— Start of Material for the task —
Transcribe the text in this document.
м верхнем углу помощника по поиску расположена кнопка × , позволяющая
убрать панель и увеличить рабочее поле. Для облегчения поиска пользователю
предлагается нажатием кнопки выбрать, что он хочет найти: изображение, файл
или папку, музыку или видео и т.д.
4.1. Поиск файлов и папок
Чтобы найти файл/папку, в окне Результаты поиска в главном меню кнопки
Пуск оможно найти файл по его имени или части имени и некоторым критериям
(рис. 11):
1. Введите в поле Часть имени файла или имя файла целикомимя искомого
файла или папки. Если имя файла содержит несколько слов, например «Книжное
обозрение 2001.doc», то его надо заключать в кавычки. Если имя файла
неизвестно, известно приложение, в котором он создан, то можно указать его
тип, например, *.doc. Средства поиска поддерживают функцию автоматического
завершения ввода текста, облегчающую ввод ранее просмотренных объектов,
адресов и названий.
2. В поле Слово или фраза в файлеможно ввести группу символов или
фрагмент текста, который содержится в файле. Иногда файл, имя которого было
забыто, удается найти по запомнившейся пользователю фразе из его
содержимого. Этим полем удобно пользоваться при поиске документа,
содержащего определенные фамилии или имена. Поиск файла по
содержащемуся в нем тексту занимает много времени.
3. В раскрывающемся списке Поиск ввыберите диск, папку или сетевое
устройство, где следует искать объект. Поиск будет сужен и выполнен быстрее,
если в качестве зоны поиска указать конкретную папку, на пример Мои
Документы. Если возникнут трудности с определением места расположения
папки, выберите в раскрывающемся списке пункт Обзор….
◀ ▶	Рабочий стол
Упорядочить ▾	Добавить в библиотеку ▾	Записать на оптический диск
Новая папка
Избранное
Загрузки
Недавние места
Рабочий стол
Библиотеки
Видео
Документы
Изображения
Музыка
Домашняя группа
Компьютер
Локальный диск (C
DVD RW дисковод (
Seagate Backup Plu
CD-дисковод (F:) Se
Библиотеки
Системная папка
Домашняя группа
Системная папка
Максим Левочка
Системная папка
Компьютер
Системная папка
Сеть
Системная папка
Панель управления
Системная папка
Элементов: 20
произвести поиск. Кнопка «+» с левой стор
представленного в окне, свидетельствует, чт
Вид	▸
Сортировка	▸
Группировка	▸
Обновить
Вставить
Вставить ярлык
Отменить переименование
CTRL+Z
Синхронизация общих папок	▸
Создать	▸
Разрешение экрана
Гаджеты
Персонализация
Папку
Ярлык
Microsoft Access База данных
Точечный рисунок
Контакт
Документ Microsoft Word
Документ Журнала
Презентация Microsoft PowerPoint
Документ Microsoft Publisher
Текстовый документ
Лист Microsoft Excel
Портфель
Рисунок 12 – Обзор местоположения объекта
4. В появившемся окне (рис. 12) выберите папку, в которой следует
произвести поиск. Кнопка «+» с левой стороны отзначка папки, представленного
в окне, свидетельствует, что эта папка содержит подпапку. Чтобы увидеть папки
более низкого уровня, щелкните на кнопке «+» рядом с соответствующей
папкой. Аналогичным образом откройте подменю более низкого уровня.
— End of Material for the task —
### Task objective
Pull every line containing the word "папок" out of the entries above.

### Final result
4.1. Поиск файлов и папок
Синхронизация общих папок	▸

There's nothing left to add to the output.